## DATA FOR PROCESSING

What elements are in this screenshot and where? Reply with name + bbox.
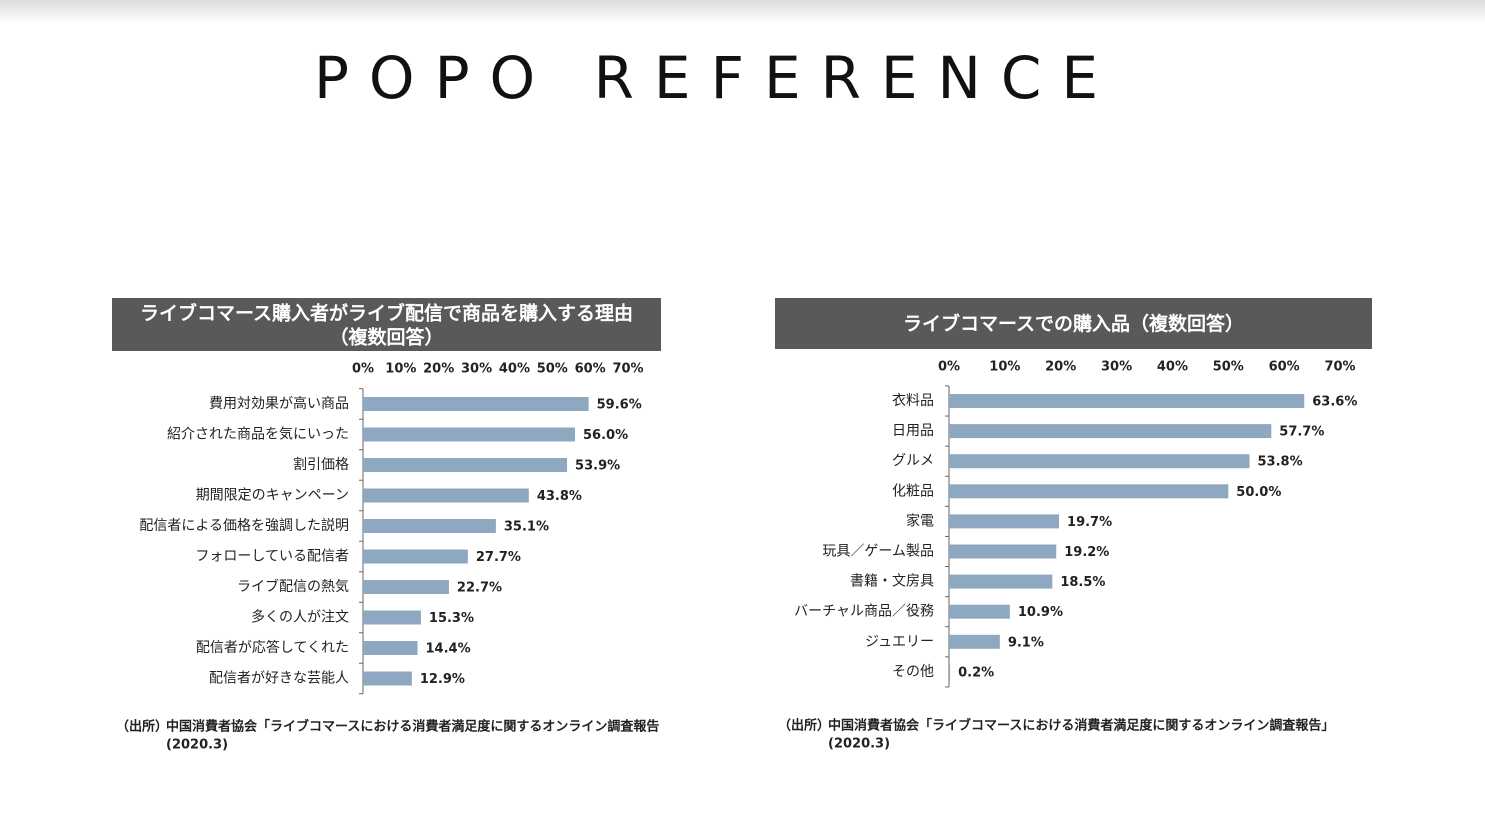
value-label: 12.9%	[420, 672, 465, 687]
category-label: 家電	[906, 512, 934, 529]
value-label: 43.8%	[537, 489, 582, 504]
chart-title: ライブコマース購入者がライブ配信で商品を購入する理由	[140, 302, 633, 325]
category-label: 期間限定のキャンペーン	[196, 488, 349, 504]
value-label: 53.8%	[1258, 455, 1303, 470]
bar	[363, 549, 468, 564]
source-label: （出所）	[116, 719, 168, 735]
category-label: 多くの人が注文	[251, 609, 349, 626]
page-title: POPO REFERENCE	[314, 44, 1118, 112]
value-label: 19.7%	[1067, 515, 1112, 530]
category-label: 割引価格	[293, 456, 349, 473]
bar	[363, 397, 589, 411]
category-label: 配信者が好きな芸能人	[209, 671, 349, 687]
x-tick-label: 0%	[938, 360, 960, 375]
category-label: フォローしている配信者	[195, 549, 349, 565]
chart-title-box	[775, 298, 1372, 349]
x-tick-label: 60%	[575, 362, 606, 377]
chart-subtitle: （複数回答）	[329, 326, 443, 349]
bar	[949, 424, 1272, 439]
x-tick-label: 70%	[1324, 360, 1355, 375]
value-label: 63.6%	[1312, 395, 1357, 410]
bar	[363, 671, 412, 686]
category-label: グルメ	[892, 453, 934, 469]
x-tick-label: 10%	[989, 360, 1020, 375]
bar	[363, 427, 575, 442]
value-label: 57.7%	[1279, 425, 1324, 440]
bar	[363, 641, 418, 655]
category-label: ジュエリー	[865, 634, 934, 650]
value-label: 19.2%	[1064, 545, 1109, 560]
bar	[949, 634, 1000, 649]
value-label: 0.2%	[958, 665, 994, 680]
bar	[363, 610, 421, 625]
value-label: 10.9%	[1018, 605, 1063, 620]
x-tick-label: 10%	[385, 362, 416, 377]
source-text: 中国消費者協会「ライブコマースにおける消費者満足度に関するオンライン調査報告	[166, 719, 659, 735]
category-label: 日用品	[892, 423, 934, 439]
bar	[363, 580, 449, 594]
category-label: その他	[892, 664, 934, 680]
chart-title-box	[112, 298, 661, 351]
bar	[949, 664, 951, 679]
value-label: 56.0%	[583, 428, 628, 443]
bar	[949, 574, 1053, 589]
source-text: 中国消費者協会「ライブコマースにおける消費者満足度に関するオンライン調査報告」	[828, 718, 1334, 734]
source-date: (2020.3)	[166, 738, 228, 753]
bar	[363, 458, 568, 472]
bar	[363, 519, 496, 533]
category-label: 化粧品	[892, 483, 934, 499]
value-label: 14.4%	[426, 642, 471, 657]
value-label: 27.7%	[476, 550, 521, 565]
category-label: 書籍・文房具	[850, 573, 934, 590]
category-label: 配信者による価格を強調した説明	[139, 518, 349, 534]
x-tick-label: 60%	[1269, 360, 1300, 375]
bar	[363, 488, 529, 503]
x-tick-label: 40%	[1157, 360, 1188, 375]
x-tick-label: 20%	[423, 362, 454, 377]
category-label: 衣料品	[892, 393, 934, 409]
value-label: 15.3%	[429, 611, 474, 626]
x-tick-label: 20%	[1045, 360, 1076, 375]
x-tick-label: 30%	[461, 362, 492, 377]
value-label: 35.1%	[504, 520, 549, 535]
bar	[949, 394, 1305, 408]
value-label: 18.5%	[1060, 575, 1105, 590]
bar	[949, 484, 1229, 499]
value-label: 9.1%	[1008, 635, 1044, 650]
bar	[949, 454, 1250, 469]
value-label: 53.9%	[575, 459, 620, 474]
value-label: 50.0%	[1236, 485, 1281, 500]
x-tick-label: 70%	[612, 362, 643, 377]
x-tick-label: 50%	[1213, 360, 1244, 375]
bar	[949, 514, 1060, 529]
category-label: 玩具／ゲーム製品	[822, 544, 934, 560]
value-label: 59.6%	[597, 398, 642, 413]
category-label: 費用対効果が高い商品	[209, 395, 349, 412]
x-tick-label: 30%	[1101, 360, 1132, 375]
x-tick-label: 50%	[537, 362, 568, 377]
top-bar	[0, 0, 1485, 24]
x-tick-label: 40%	[499, 362, 530, 377]
chart-title: ライブコマースでの購入品（複数回答）	[903, 312, 1244, 335]
category-label: 配信者が応答してくれた	[196, 639, 349, 656]
value-label: 22.7%	[457, 581, 502, 596]
category-label: バーチャル商品／役務	[794, 604, 934, 620]
x-tick-label: 0%	[352, 362, 374, 377]
source-date: (2020.3)	[828, 737, 890, 752]
category-label: 紹介された商品を気にいった	[167, 427, 349, 443]
source-label: （出所）	[778, 718, 830, 734]
bar	[949, 544, 1057, 559]
category-label: ライブ配信の熱気	[237, 578, 349, 595]
bar	[949, 604, 1010, 619]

## GOAL OF THE EXERCISE
Copy every one of the rows above word for word, leaving out the picture.

## WRITTEN SOLUTION
What elements are in this screenshot and where? Reply with name + bbox.
value-label: 12.9%	[420, 672, 465, 687]
category-label: 家電	[906, 512, 934, 529]
value-label: 43.8%	[537, 489, 582, 504]
chart-title: ライブコマース購入者がライブ配信で商品を購入する理由	[140, 302, 633, 325]
category-label: 期間限定のキャンペーン	[196, 488, 349, 504]
value-label: 53.8%	[1258, 455, 1303, 470]
bar	[363, 549, 468, 564]
source-label: （出所）	[116, 719, 168, 735]
category-label: 多くの人が注文	[251, 609, 349, 626]
page-title: POPO REFERENCE	[314, 44, 1118, 112]
value-label: 19.7%	[1067, 515, 1112, 530]
category-label: 割引価格	[293, 456, 349, 473]
bar	[363, 397, 589, 411]
category-label: 配信者が好きな芸能人	[209, 671, 349, 687]
x-tick-label: 0%	[938, 360, 960, 375]
category-label: フォローしている配信者	[195, 549, 349, 565]
chart-title-box	[775, 298, 1372, 349]
x-tick-label: 60%	[575, 362, 606, 377]
chart-subtitle: （複数回答）	[329, 326, 443, 349]
bar	[949, 424, 1272, 439]
x-tick-label: 70%	[1324, 360, 1355, 375]
value-label: 63.6%	[1312, 395, 1357, 410]
bar	[363, 671, 412, 686]
category-label: グルメ	[892, 453, 934, 469]
x-tick-label: 10%	[989, 360, 1020, 375]
bar	[363, 427, 575, 442]
value-label: 57.7%	[1279, 425, 1324, 440]
bar	[363, 641, 418, 655]
category-label: ジュエリー	[865, 634, 934, 650]
value-label: 19.2%	[1064, 545, 1109, 560]
bar	[949, 634, 1000, 649]
value-label: 0.2%	[958, 665, 994, 680]
bar	[363, 610, 421, 625]
value-label: 10.9%	[1018, 605, 1063, 620]
x-tick-label: 10%	[385, 362, 416, 377]
source-text: 中国消費者協会「ライブコマースにおける消費者満足度に関するオンライン調査報告	[166, 719, 659, 735]
category-label: 日用品	[892, 423, 934, 439]
bar	[363, 580, 449, 594]
category-label: その他	[892, 664, 934, 680]
chart-title-box	[112, 298, 661, 351]
bar	[949, 664, 951, 679]
value-label: 56.0%	[583, 428, 628, 443]
bar	[949, 574, 1053, 589]
source-text: 中国消費者協会「ライブコマースにおける消費者満足度に関するオンライン調査報告」	[828, 718, 1334, 734]
source-date: (2020.3)	[166, 738, 228, 753]
bar	[363, 458, 568, 472]
bar	[363, 519, 496, 533]
category-label: 化粧品	[892, 483, 934, 499]
value-label: 14.4%	[426, 642, 471, 657]
value-label: 27.7%	[476, 550, 521, 565]
category-label: 書籍・文房具	[850, 573, 934, 590]
category-label: 配信者による価格を強調した説明	[139, 518, 349, 534]
x-tick-label: 60%	[1269, 360, 1300, 375]
bar	[363, 488, 529, 503]
x-tick-label: 40%	[1157, 360, 1188, 375]
x-tick-label: 20%	[423, 362, 454, 377]
category-label: 衣料品	[892, 393, 934, 409]
value-label: 15.3%	[429, 611, 474, 626]
x-tick-label: 20%	[1045, 360, 1076, 375]
x-tick-label: 30%	[461, 362, 492, 377]
value-label: 35.1%	[504, 520, 549, 535]
bar	[949, 394, 1305, 408]
value-label: 18.5%	[1060, 575, 1105, 590]
bar	[949, 484, 1229, 499]
value-label: 9.1%	[1008, 635, 1044, 650]
bar	[949, 454, 1250, 469]
value-label: 53.9%	[575, 459, 620, 474]
value-label: 50.0%	[1236, 485, 1281, 500]
x-tick-label: 70%	[612, 362, 643, 377]
x-tick-label: 50%	[1213, 360, 1244, 375]
bar	[949, 514, 1060, 529]
category-label: 玩具／ゲーム製品	[822, 544, 934, 560]
value-label: 59.6%	[597, 398, 642, 413]
category-label: 費用対効果が高い商品	[209, 395, 349, 412]
x-tick-label: 30%	[1101, 360, 1132, 375]
x-tick-label: 50%	[537, 362, 568, 377]
top-bar	[0, 0, 1485, 24]
x-tick-label: 40%	[499, 362, 530, 377]
chart-title: ライブコマースでの購入品（複数回答）	[903, 312, 1244, 335]
category-label: 配信者が応答してくれた	[196, 639, 349, 656]
value-label: 22.7%	[457, 581, 502, 596]
category-label: バーチャル商品／役務	[794, 604, 934, 620]
x-tick-label: 0%	[352, 362, 374, 377]
source-date: (2020.3)	[828, 737, 890, 752]
category-label: 紹介された商品を気にいった	[167, 427, 349, 443]
source-label: （出所）	[778, 718, 830, 734]
bar	[949, 544, 1057, 559]
category-label: ライブ配信の熱気	[237, 578, 349, 595]
bar	[949, 604, 1010, 619]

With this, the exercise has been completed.